> [Data records]:
-.-.-

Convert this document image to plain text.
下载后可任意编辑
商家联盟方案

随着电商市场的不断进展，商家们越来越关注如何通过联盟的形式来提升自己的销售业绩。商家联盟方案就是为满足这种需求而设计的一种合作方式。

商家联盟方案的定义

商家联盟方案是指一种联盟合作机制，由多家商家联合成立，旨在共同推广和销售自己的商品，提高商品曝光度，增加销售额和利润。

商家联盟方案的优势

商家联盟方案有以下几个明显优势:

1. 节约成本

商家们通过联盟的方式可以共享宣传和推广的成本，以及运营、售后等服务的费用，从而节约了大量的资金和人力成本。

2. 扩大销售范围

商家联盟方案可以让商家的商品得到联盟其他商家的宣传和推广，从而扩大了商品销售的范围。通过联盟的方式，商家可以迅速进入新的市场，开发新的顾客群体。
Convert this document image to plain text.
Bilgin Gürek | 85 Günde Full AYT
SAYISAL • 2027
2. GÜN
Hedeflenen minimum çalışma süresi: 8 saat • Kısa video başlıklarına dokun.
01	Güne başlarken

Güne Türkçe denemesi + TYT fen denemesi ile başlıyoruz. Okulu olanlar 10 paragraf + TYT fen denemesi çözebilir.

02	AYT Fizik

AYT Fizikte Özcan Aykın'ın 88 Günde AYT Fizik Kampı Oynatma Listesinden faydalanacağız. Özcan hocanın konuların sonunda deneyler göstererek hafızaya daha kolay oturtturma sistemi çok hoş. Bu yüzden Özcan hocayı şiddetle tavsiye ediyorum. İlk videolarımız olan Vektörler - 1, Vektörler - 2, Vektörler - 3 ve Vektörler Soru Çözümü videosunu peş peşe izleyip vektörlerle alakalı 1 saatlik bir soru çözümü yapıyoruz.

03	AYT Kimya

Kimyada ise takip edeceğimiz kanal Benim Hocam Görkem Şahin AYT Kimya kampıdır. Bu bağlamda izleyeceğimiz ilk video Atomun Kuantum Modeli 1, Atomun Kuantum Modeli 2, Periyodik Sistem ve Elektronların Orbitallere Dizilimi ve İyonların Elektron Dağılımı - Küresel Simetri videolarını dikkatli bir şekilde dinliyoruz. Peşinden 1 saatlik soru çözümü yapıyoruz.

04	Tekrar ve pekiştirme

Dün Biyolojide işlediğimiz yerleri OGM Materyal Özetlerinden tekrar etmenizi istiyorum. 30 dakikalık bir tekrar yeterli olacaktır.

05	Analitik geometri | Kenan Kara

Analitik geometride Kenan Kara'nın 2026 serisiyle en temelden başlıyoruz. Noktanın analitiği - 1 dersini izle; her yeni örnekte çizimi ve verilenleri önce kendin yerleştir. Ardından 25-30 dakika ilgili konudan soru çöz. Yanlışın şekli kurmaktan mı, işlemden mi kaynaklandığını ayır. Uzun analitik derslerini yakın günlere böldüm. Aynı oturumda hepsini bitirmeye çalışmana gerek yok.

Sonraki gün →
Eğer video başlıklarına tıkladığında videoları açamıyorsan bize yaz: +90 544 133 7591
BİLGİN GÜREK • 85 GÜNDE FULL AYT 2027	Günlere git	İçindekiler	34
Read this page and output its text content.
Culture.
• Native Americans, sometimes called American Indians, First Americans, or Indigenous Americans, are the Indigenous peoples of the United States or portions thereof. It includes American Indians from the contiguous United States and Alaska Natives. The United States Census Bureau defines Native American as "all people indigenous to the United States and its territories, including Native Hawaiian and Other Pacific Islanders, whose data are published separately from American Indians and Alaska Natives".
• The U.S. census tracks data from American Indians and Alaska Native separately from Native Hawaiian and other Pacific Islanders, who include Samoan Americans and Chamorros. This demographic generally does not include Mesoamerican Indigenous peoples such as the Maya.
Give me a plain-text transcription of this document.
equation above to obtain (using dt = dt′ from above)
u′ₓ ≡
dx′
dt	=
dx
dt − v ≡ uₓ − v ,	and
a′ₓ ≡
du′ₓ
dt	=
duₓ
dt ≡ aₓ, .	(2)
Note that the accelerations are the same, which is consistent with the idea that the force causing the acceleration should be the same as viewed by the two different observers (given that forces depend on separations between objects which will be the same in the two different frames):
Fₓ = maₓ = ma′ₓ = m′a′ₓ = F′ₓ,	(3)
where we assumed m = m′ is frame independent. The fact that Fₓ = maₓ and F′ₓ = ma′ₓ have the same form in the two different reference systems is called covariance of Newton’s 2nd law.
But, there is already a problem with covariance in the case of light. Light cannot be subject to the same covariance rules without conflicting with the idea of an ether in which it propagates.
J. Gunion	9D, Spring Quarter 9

-.-.-

> [What needs to be done]:
Would you copy out each line exactly as written?

> [Task response]:
Convert this document image to plain text.
下载后可任意编辑
商家联盟方案

随着电商市场的不断进展，商家们越来越关注如何通过联盟的形式来提升自己的销售业绩。商家联盟方案就是为满足这种需求而设计的一种合作方式。

商家联盟方案的定义

商家联盟方案是指一种联盟合作机制，由多家商家联合成立，旨在共同推广和销售自己的商品，提高商品曝光度，增加销售额和利润。

商家联盟方案的优势

商家联盟方案有以下几个明显优势:

1. 节约成本

商家们通过联盟的方式可以共享宣传和推广的成本，以及运营、售后等服务的费用，从而节约了大量的资金和人力成本。

2. 扩大销售范围

商家联盟方案可以让商家的商品得到联盟其他商家的宣传和推广，从而扩大了商品销售的范围。通过联盟的方式，商家可以迅速进入新的市场，开发新的顾客群体。
Convert this document image to plain text.
Bilgin Gürek | 85 Günde Full AYT
SAYISAL • 2027
2. GÜN
Hedeflenen minimum çalışma süresi: 8 saat • Kısa video başlıklarına dokun.
01	Güne başlarken

Güne Türkçe denemesi + TYT fen denemesi ile başlıyoruz. Okulu olanlar 10 paragraf + TYT fen denemesi çözebilir.

02	AYT Fizik

AYT Fizikte Özcan Aykın'ın 88 Günde AYT Fizik Kampı Oynatma Listesinden faydalanacağız. Özcan hocanın konuların sonunda deneyler göstererek hafızaya daha kolay oturtturma sistemi çok hoş. Bu yüzden Özcan hocayı şiddetle tavsiye ediyorum. İlk videolarımız olan Vektörler - 1, Vektörler - 2, Vektörler - 3 ve Vektörler Soru Çözümü videosunu peş peşe izleyip vektörlerle alakalı 1 saatlik bir soru çözümü yapıyoruz.

03	AYT Kimya

Kimyada ise takip edeceğimiz kanal Benim Hocam Görkem Şahin AYT Kimya kampıdır. Bu bağlamda izleyeceğimiz ilk video Atomun Kuantum Modeli 1, Atomun Kuantum Modeli 2, Periyodik Sistem ve Elektronların Orbitallere Dizilimi ve İyonların Elektron Dağılımı - Küresel Simetri videolarını dikkatli bir şekilde dinliyoruz. Peşinden 1 saatlik soru çözümü yapıyoruz.

04	Tekrar ve pekiştirme

Dün Biyolojide işlediğimiz yerleri OGM Materyal Özetlerinden tekrar etmenizi istiyorum. 30 dakikalık bir tekrar yeterli olacaktır.

05	Analitik geometri | Kenan Kara

Analitik geometride Kenan Kara'nın 2026 serisiyle en temelden başlıyoruz. Noktanın analitiği - 1 dersini izle; her yeni örnekte çizimi ve verilenleri önce kendin yerleştir. Ardından 25-30 dakika ilgili konudan soru çöz. Yanlışın şekli kurmaktan mı, işlemden mi kaynaklandığını ayır. Uzun analitik derslerini yakın günlere böldüm. Aynı oturumda hepsini bitirmeye çalışmana gerek yok.

Sonraki gün →
Eğer video başlıklarına tıkladığında videoları açamıyorsan bize yaz: +90 544 133 7591
BİLGİN GÜREK • 85 GÜNDE FULL AYT 2027	Günlere git	İçindekiler	34
Read this page and output its text content.
Culture.
• Native Americans, sometimes called American Indians, First Americans, or Indigenous Americans, are the Indigenous peoples of the United States or portions thereof. It includes American Indians from the contiguous United States and Alaska Natives. The United States Census Bureau defines Native American as "all people indigenous to the United States and its territories, including Native Hawaiian and Other Pacific Islanders, whose data are published separately from American Indians and Alaska Natives".
• The U.S. census tracks data from American Indians and Alaska Native separately from Native Hawaiian and other Pacific Islanders, who include Samoan Americans and Chamorros. This demographic generally does not include Mesoamerican Indigenous peoples such as the Maya.
Give me a plain-text transcription of this document.
equation above to obtain (using dt = dt′ from above)
u′ₓ ≡
dx′
dt	=
dx
dt − v ≡ uₓ − v ,	and
a′ₓ ≡
du′ₓ
dt	=
duₓ
dt ≡ aₓ, .	(2)
Note that the accelerations are the same, which is consistent with the idea that the force causing the acceleration should be the same as viewed by the two different observers (given that forces depend on separations between objects which will be the same in the two different frames):
Fₓ = maₓ = ma′ₓ = m′a′ₓ = F′ₓ,	(3)
where we assumed m = m′ is frame independent. The fact that Fₓ = maₓ and F′ₓ = ma′ₓ have the same form in the two different reference systems is called covariance of Newton’s 2nd law.
But, there is already a problem with covariance in the case of light. Light cannot be subject to the same covariance rules without conflicting with the idea of an ether in which it propagates.
J. Gunion	9D, Spring Quarter 9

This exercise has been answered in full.